# Case Mod - What Do You Think?



## Kornowski (Jul 16, 2007)

Hi,

I've had an idea for a case mod, here it is...






Old PC I know, but it's the case I'm using at the moment...

I want to drill through the rivets int he bottom cage, the one that hold the floppy and the HDD. Would I be able to remove it and how? Also, if I did, would the top cage be Ok, it isn't resting on it is it?

I then plan on buying a convertor to mount my HDD in the top spare CD bay and have a 120mm fan on the front of the case in the gap you can see...

What do you think?

One more thing, I've getting cable sleeving for the PC (see pics in sig) and they only have red, think they'll look Ok?

Thanks!


----------



## wafflez (Jul 16, 2007)

ok, from what i can understand, you just want to put a 120mm fan in the bottom front of your case, no? It should be fine if you shift one or both of those two 'walls' on the bottom to accommodate a 120mm fan..I wouldn't want to just remove them out of fear of the upper segment being too heavy(or maybe i'm underestimating the strength of the metal cage holding your cd bays)..erm, so yea, go ahead and do it.


----------



## ThatGuy16 (Jul 16, 2007)

I thought about doing the same thing on my case, the front fan blows onto my hdd making it all dusty . But my hdd bays screw out...did you say you can by a adapter to put one into a 5.25" drive bay? were?


----------



## Kornowski (Jul 16, 2007)

Yeah, I was going to add one, but I want to get rid of the bottom cage that would have the HDD in, and stick the HDD in the top cage... get what I mean, there'd be loads more room!

Also, what about the red cable sleeves, think they'd look Ok with my case?


----------



## Kornowski (Jul 16, 2007)

ThatGuy16, you got any pics of your bays out? Rekon it'd work on my case?

**MATERIAL**:

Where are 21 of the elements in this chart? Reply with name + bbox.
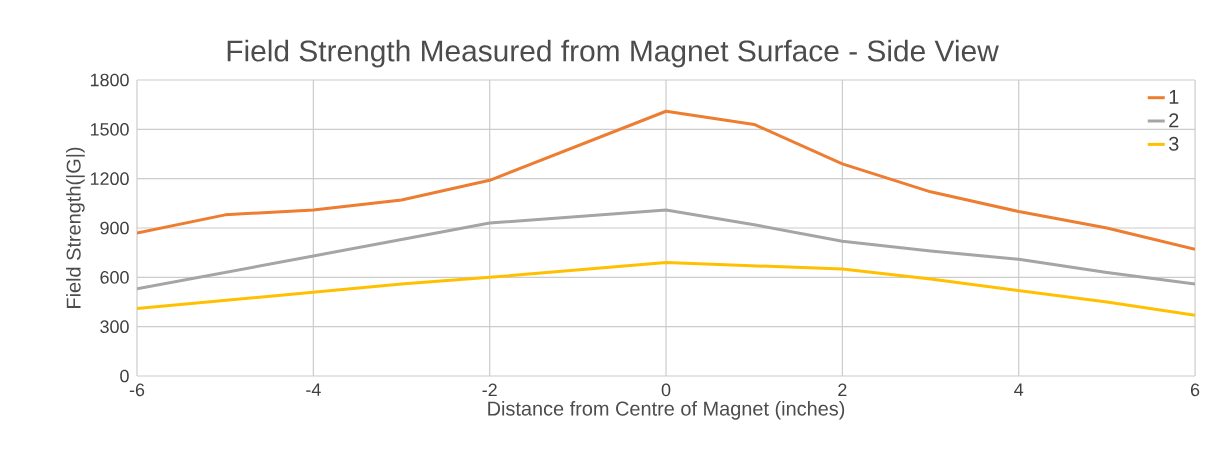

**TASK**:
In the case mod thread, what is the only color of cable sleeving that Kornowski says is available?

**RESPONSE**:
Red.